[START OF PROVIDED PASSAGE]

Who Created the Settlement Houses?

Children at Hull House, black and white photo taken in 1908.

Chicago Daily News / Chicago History Museum / Getty Images

The settlement house, an approach to social reform with roots in the late 19th century and the Progressive Movement, was a method for serving the poor in urban areas by living among them and serving them directly. As the residents of settlement houses learned effective methods of helping, they then worked to transfer long-term responsibility for the programs to government agencies. Settlement house workers, in their work to find more effective solutions to poverty and injustice, also pioneered the profession of social work. Philanthropists funded the settlement houses. Often, organizers like Jane Addams made their funding appeals to the wives of the wealthy businessmen. Through their connections, the women and men who ran the settlement houses were also able to influence political and economic reforms.

Women may have been drawn to the "public housekeeping" idea, extending the idea of a women's sphere of responsibility for keeping house into public activism.

The term "neighborhood center" (or in British English, neighbourhood centre) is often used today for similar institutions, as the early tradition of "residents" settling in the neighborhood has given way to professionalized social work.

Some settlement houses served whatever ethnic groups were in the area. Others, such as those directed towards African Americans or Jews, served groups that weren't always welcome in other community institutions.

Through the work of such women as Edith Abbott and Sophonisba Breckinridge, the thoughtful extension of what the settlement house workers learned led to the founding of the profession of social work. Community organizing and group work both have roots in the settlement house movement's ideas and practices.

The settlement houses tended to be founded with secular goals, but many who were involved were religious progressives, often influenced by the social gospel ideals.

First Settlement Houses

The first settlement house was Toynbee Hall in London, founded in 1883 by Samuel and Henrietta Barnett. This was followed by Oxford House in 1884, and others such as the Mansfield House Settlement.

The first American settlement house was the Neighborhood Guild, founded by Stanton Coit, in 1886. The Neighborhood Guild failed soon after and inspired another guild, the College Settlement (later the University Settlement), named because the founders were graduates of the Seven Sisters colleges.

Famous Settlement Houses

The best-known settlement house is perhaps Hull House in Chicago, founded in 1889 by Jane Addams with her friend Ellen Gates Starr. Lillian Wald and the Henry Street Settlement in New York is also well known. Both of these houses were staffed primarily by women and both resulted in many reforms with long-lasting effects and many programs that exist today.

[END OF PROVIDED PASSAGE]
[START OF INFORMATION SUPPLIED]

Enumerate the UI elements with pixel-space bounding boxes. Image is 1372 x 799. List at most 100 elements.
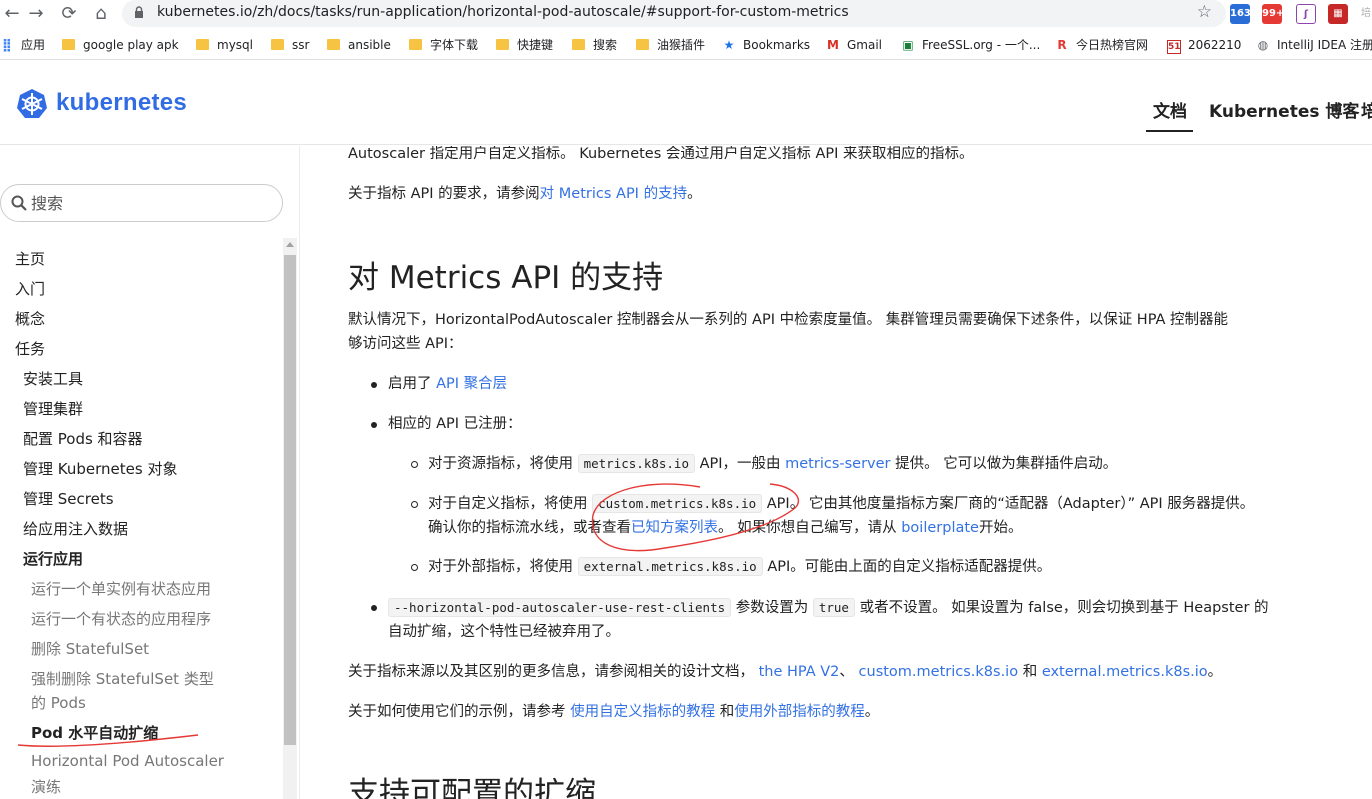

[END OF INFORMATION SUPPLIED]

**TO BE DONE**
A. Duplicate the settlement house text from "First Settlement Houses" to "Seven Sisters colleges.".
B. In the settlement house text, who founded Toynbee Hall in London, and in what year?

**RESPONSES BY TASK**
A.
First Settlement Houses

The first settlement house was Toynbee Hall in London, founded in 1883 by Samuel and Henrietta Barnett. This was followed by Oxford House in 1884, and others such as the Mansfield House Settlement.

The first American settlement house was the Neighborhood Guild, founded by Stanton Coit, in 1886. The Neighborhood Guild failed soon after and inspired another guild, the College Settlement (later the University Settlement), named because the founders were graduates of the Seven Sisters colleges.

B. Samuel and Henrietta Barnett founded Toynbee Hall in 1883.